Exercise objective =>
Take from the listing each line that has the string "clients".

Material provided =>
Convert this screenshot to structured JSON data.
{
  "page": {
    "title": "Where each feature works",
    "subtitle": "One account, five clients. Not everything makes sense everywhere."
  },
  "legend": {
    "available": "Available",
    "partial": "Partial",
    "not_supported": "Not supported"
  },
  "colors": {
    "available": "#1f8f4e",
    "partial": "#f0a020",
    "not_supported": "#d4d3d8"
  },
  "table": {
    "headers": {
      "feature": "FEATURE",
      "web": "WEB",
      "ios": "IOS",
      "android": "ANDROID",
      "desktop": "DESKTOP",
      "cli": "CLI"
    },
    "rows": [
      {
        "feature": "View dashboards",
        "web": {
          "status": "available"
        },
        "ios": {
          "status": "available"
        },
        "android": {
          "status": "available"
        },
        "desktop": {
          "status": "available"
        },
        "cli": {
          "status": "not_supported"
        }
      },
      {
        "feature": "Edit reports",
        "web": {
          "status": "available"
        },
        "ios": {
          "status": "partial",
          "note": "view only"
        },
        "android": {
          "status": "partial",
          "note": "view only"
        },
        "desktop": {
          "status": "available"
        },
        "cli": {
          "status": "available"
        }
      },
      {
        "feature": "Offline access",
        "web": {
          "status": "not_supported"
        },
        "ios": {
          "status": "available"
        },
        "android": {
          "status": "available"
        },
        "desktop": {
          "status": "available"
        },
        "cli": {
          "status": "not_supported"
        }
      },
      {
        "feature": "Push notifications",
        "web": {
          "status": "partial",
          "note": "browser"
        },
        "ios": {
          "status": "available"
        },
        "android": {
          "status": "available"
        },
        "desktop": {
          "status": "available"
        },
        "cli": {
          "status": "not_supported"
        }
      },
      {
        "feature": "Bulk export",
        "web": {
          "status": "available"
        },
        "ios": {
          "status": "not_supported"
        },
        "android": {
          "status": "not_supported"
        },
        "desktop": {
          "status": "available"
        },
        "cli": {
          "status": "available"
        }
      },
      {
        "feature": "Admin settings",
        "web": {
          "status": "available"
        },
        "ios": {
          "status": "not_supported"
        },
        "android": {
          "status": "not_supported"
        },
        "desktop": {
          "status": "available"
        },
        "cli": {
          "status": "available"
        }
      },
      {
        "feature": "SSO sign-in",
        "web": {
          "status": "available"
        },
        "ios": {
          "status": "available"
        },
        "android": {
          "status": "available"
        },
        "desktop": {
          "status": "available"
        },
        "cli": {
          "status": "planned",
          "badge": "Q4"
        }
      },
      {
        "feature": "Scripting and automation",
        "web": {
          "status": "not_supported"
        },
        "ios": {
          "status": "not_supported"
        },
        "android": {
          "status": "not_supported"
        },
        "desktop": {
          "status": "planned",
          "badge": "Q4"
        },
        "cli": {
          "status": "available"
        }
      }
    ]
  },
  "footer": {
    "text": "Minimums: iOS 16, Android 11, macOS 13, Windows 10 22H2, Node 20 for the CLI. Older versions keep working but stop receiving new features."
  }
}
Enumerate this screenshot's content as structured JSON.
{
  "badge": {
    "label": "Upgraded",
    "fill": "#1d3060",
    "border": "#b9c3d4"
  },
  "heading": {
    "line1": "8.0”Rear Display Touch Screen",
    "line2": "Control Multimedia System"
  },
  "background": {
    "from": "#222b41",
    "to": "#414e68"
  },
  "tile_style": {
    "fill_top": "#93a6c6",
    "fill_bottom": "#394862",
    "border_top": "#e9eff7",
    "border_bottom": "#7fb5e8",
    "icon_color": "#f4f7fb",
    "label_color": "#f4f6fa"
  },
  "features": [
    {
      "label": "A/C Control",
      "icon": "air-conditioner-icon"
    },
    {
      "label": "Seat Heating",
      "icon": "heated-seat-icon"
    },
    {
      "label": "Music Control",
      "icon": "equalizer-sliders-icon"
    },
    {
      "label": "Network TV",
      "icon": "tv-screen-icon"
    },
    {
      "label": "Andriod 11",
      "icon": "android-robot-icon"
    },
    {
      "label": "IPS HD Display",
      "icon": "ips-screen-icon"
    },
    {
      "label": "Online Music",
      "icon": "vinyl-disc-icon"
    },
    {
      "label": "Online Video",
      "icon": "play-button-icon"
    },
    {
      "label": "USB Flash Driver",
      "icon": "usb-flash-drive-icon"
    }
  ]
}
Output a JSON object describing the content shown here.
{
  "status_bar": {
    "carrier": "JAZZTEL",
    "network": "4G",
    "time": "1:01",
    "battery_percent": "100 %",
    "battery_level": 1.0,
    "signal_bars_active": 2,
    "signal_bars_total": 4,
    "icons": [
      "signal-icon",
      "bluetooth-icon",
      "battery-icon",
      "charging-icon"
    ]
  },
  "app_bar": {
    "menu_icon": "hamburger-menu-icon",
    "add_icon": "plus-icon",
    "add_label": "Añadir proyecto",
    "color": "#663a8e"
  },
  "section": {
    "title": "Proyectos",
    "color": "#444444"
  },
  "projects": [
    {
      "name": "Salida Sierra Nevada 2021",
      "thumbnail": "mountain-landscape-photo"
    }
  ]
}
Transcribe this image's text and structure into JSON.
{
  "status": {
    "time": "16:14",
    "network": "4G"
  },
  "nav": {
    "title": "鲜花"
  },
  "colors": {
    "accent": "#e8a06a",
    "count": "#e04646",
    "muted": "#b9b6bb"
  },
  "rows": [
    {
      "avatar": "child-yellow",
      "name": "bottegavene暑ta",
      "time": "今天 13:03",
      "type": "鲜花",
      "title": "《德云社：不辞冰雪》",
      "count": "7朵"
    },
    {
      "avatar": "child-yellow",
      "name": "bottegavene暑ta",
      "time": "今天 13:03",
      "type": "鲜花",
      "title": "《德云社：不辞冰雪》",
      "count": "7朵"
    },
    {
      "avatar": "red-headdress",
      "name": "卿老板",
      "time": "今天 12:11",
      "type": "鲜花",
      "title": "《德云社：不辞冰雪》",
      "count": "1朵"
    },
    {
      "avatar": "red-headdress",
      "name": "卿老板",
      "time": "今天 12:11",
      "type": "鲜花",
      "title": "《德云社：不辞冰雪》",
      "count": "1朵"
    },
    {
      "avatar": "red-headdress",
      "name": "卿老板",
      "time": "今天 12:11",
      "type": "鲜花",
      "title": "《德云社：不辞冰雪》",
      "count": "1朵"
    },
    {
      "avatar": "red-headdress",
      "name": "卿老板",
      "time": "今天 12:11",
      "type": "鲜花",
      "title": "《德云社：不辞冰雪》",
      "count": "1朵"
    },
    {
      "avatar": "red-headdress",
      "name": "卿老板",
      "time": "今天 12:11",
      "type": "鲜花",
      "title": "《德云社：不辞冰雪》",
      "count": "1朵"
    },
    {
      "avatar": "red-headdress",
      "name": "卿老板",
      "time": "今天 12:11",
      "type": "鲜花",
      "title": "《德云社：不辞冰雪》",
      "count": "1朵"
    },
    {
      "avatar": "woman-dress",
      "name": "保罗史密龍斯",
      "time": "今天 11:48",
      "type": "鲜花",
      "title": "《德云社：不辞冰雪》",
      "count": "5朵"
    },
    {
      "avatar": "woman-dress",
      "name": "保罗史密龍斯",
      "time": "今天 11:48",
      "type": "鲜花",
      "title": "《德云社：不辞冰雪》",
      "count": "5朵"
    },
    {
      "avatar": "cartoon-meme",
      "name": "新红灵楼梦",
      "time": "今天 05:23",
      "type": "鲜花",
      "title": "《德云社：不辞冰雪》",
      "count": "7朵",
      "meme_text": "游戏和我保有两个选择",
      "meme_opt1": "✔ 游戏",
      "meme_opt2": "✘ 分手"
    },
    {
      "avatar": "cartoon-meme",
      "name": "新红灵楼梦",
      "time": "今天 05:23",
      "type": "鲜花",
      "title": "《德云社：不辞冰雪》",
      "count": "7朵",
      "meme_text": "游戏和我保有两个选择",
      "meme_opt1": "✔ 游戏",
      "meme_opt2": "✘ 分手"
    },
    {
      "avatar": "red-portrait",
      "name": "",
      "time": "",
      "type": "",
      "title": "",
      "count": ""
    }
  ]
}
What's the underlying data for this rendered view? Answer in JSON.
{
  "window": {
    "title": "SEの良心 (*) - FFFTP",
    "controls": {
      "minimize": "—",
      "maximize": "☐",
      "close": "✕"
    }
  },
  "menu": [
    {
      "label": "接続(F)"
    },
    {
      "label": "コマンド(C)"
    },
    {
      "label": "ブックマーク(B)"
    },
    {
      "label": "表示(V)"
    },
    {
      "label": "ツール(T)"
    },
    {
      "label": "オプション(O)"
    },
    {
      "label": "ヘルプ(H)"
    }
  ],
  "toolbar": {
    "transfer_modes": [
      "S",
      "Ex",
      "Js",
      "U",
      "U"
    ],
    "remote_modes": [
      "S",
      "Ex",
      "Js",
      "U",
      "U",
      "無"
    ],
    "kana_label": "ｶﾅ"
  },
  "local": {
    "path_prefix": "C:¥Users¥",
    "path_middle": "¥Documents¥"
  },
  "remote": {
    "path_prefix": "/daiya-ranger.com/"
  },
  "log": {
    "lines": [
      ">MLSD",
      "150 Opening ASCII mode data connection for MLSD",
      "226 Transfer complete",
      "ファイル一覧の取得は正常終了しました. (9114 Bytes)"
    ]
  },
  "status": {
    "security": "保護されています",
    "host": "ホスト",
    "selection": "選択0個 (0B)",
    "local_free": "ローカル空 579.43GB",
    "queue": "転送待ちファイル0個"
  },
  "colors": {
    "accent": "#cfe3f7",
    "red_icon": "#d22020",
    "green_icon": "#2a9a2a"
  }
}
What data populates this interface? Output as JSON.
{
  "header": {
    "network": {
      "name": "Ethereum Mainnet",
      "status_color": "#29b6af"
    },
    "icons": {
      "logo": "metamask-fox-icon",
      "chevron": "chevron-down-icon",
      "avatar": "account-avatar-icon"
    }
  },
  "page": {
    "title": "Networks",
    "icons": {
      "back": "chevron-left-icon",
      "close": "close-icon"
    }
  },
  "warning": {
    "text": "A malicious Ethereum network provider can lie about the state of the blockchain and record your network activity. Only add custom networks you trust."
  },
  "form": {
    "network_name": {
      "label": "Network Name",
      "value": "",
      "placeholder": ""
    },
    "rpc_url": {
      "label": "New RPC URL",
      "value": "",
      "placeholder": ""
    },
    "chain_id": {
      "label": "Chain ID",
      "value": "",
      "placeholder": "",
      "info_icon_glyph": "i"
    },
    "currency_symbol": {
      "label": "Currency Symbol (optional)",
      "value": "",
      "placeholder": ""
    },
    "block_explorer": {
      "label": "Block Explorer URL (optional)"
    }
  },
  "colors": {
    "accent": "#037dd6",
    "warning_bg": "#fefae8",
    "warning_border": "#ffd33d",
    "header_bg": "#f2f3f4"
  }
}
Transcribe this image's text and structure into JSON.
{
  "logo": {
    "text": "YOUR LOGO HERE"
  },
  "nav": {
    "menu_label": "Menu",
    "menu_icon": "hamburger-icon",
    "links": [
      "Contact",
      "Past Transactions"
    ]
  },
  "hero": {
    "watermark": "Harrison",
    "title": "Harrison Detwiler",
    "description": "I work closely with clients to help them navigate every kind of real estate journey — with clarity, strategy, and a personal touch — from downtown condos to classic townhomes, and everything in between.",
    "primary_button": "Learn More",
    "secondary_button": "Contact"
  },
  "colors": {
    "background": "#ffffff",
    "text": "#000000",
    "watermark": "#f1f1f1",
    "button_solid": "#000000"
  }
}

Response to the exercise =>
    "subtitle": "One account, five clients. Not everything makes sense everywhere."
    "description": "I work closely with clients to help them navigate every kind of real estate journey — with clarity, strategy, and a personal touch — from downtown condos to classic townhomes, and everything in between.",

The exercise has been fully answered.